What the exercise asks =>
In the listing below, locate the lines that hold the string "output". Copy those lines.

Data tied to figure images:
- - - - - - -
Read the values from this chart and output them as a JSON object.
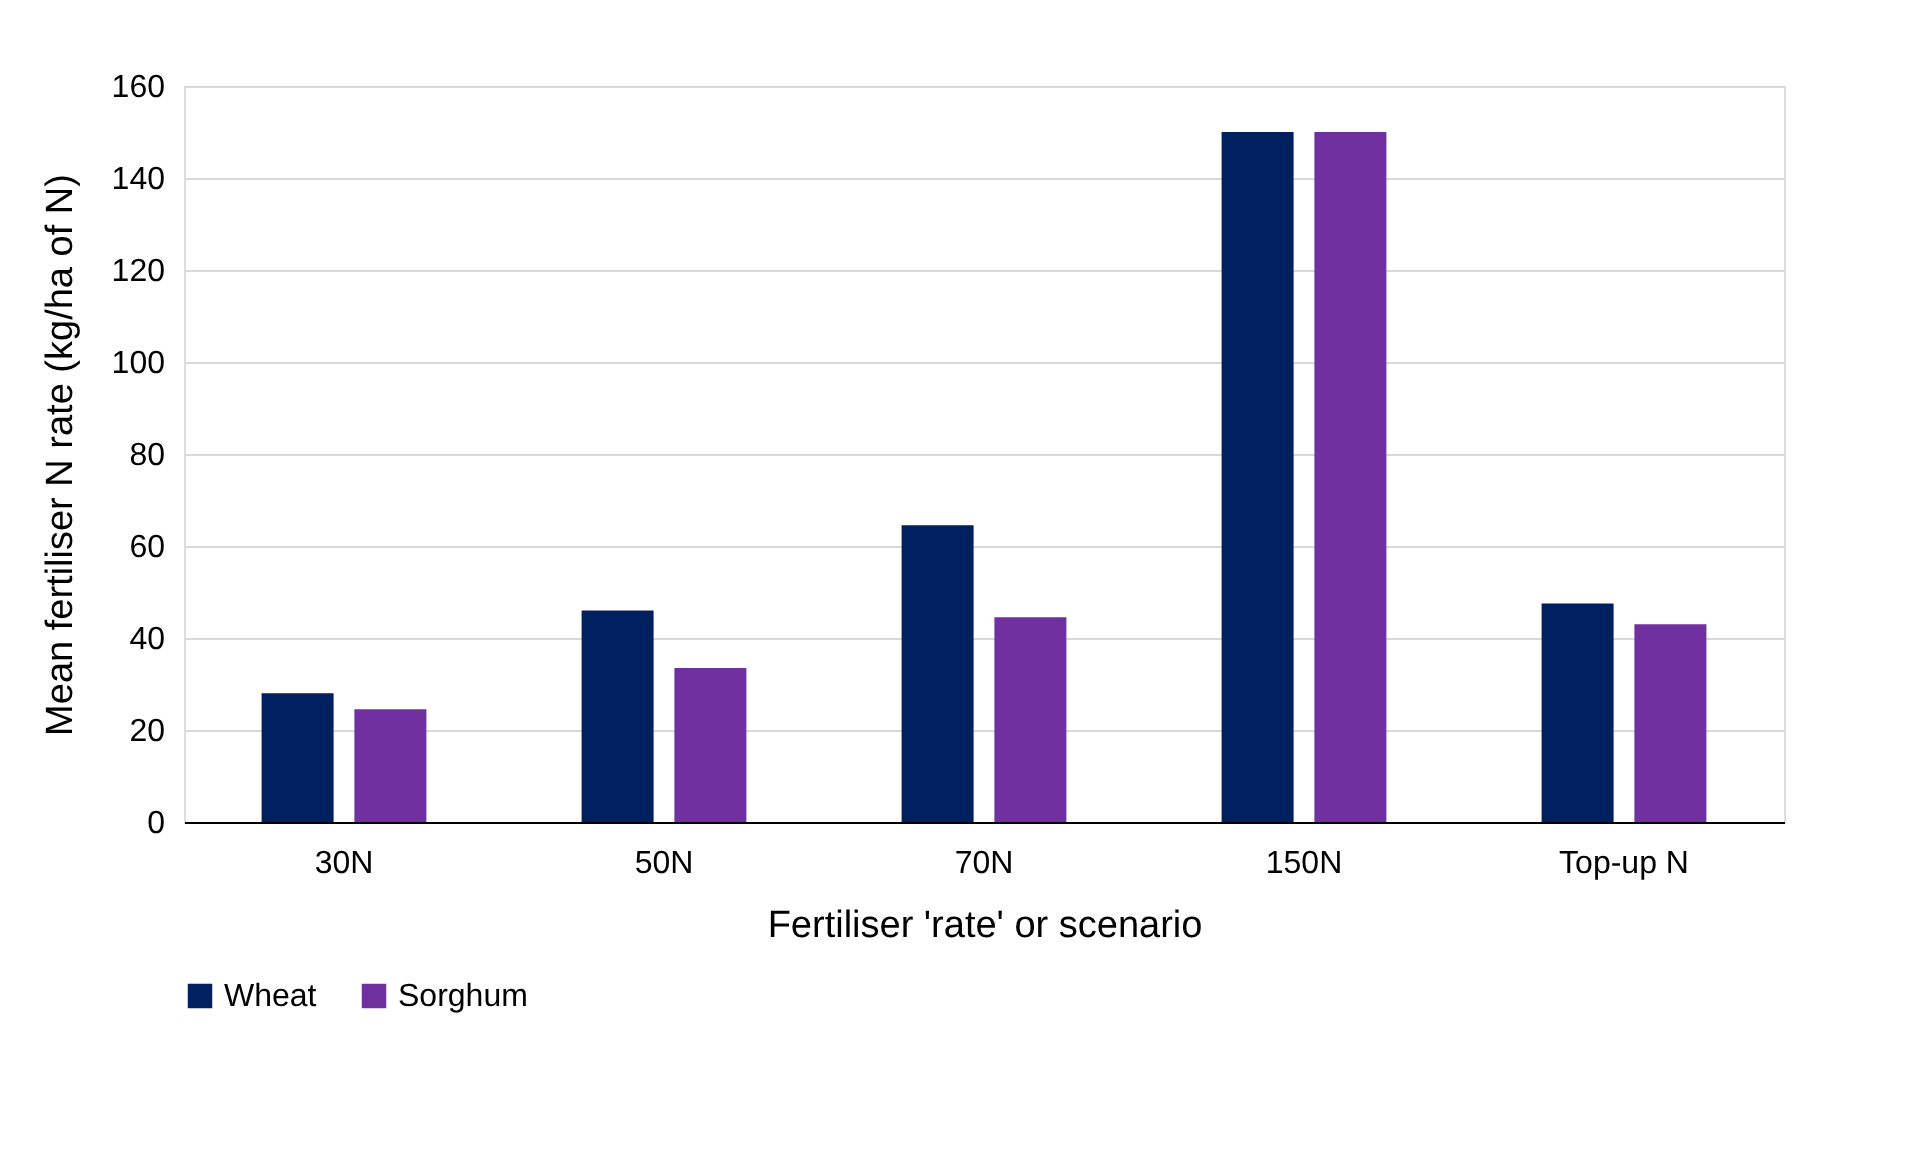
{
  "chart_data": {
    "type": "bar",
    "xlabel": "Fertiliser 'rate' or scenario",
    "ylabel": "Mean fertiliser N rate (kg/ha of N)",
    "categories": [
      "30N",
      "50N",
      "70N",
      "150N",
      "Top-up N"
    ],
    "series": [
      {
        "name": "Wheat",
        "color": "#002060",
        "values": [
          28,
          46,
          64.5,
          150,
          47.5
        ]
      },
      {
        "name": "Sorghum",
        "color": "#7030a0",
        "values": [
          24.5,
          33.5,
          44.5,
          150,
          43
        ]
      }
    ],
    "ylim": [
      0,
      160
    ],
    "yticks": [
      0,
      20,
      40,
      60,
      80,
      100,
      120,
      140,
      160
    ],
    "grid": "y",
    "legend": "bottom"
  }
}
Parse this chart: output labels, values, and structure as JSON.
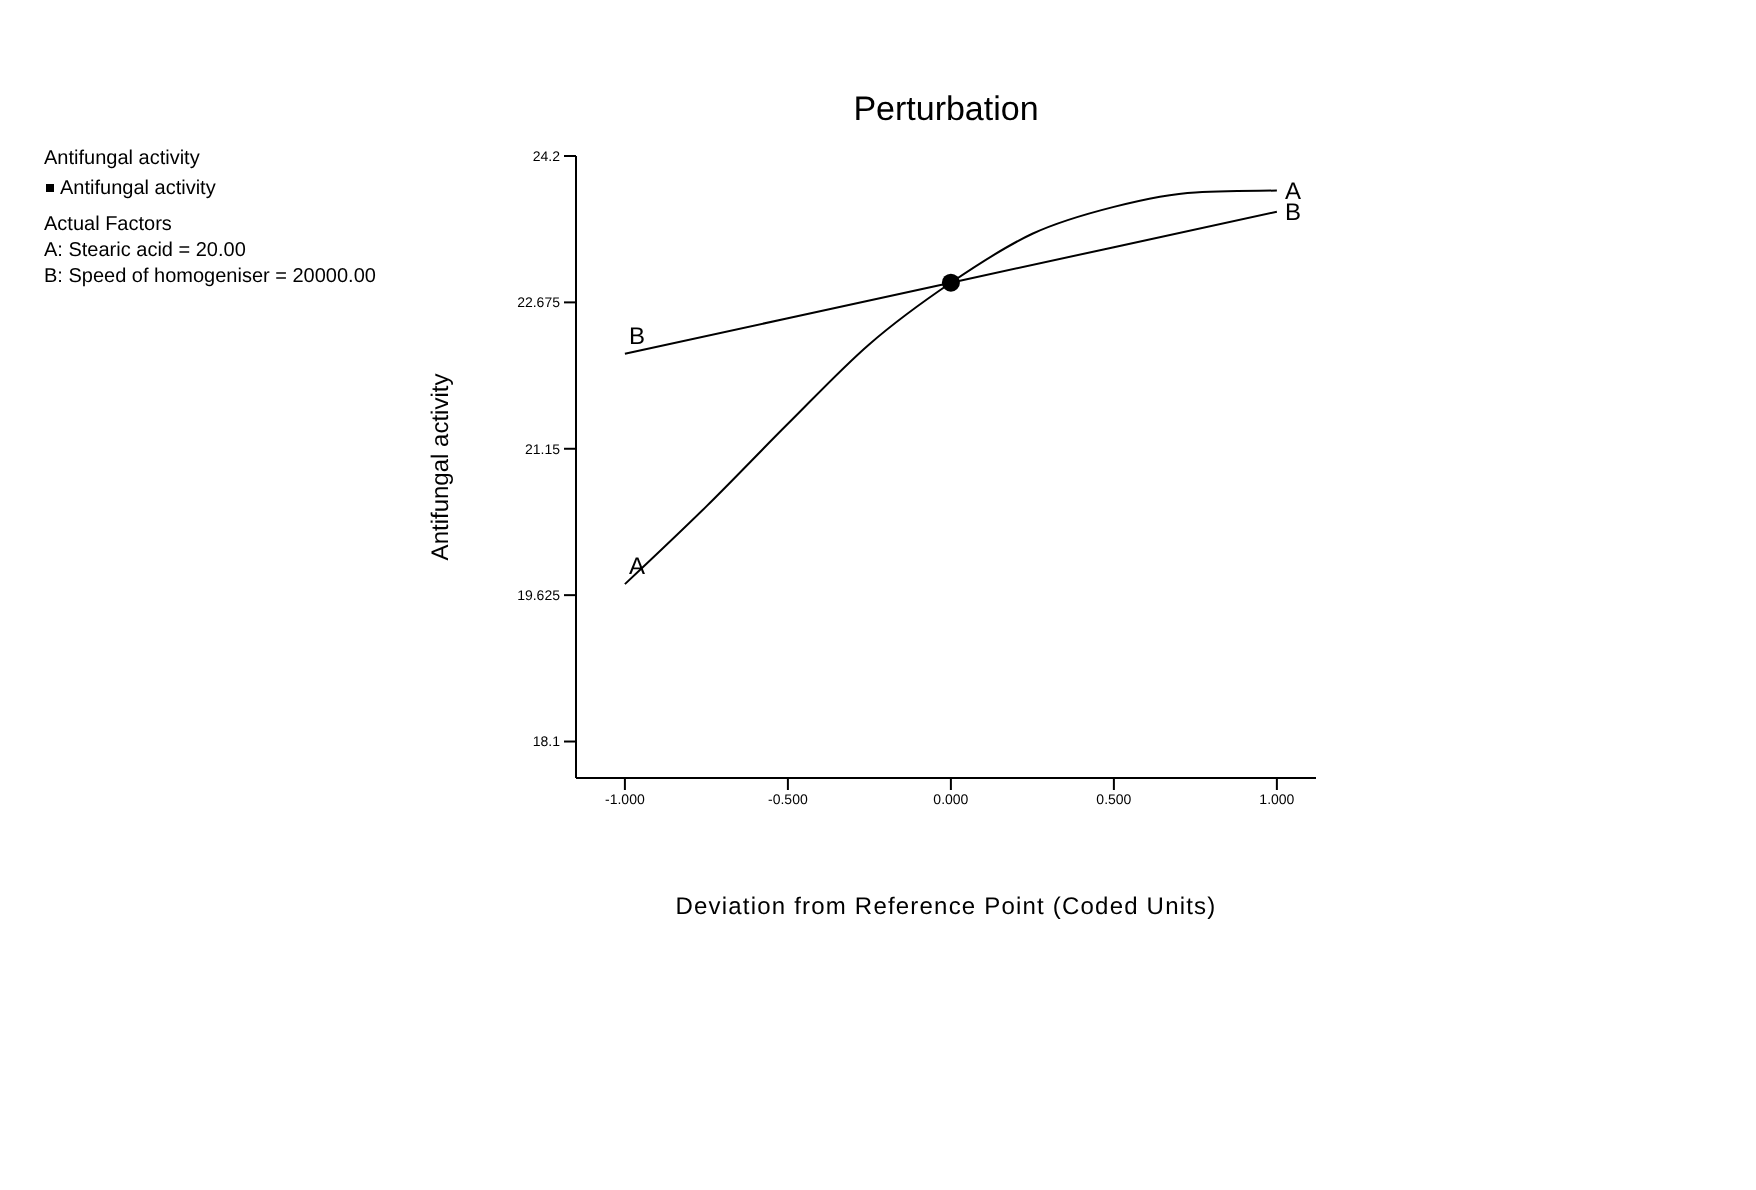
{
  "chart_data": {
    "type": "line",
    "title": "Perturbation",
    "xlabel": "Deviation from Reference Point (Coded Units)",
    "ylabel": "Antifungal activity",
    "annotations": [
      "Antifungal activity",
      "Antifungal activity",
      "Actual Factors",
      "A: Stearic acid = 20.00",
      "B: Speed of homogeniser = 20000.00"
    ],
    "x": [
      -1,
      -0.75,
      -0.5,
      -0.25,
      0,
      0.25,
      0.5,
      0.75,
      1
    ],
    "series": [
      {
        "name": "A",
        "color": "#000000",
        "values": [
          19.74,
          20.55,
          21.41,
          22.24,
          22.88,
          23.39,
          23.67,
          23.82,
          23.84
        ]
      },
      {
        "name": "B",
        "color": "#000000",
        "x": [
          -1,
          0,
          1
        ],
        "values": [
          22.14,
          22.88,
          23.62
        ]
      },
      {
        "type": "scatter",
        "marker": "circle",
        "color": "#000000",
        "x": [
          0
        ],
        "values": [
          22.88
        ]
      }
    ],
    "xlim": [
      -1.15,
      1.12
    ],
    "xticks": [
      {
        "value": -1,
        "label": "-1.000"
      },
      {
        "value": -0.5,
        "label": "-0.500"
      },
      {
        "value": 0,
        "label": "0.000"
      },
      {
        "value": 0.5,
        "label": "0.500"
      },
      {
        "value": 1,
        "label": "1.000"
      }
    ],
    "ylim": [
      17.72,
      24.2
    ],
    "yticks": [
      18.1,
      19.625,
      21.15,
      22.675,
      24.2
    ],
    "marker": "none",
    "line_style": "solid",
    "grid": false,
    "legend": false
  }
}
- - - - - - -
Response =>
Read the values from this chart and output them as a JSON object.
Parse this chart: output labels, values, and structure as JSON.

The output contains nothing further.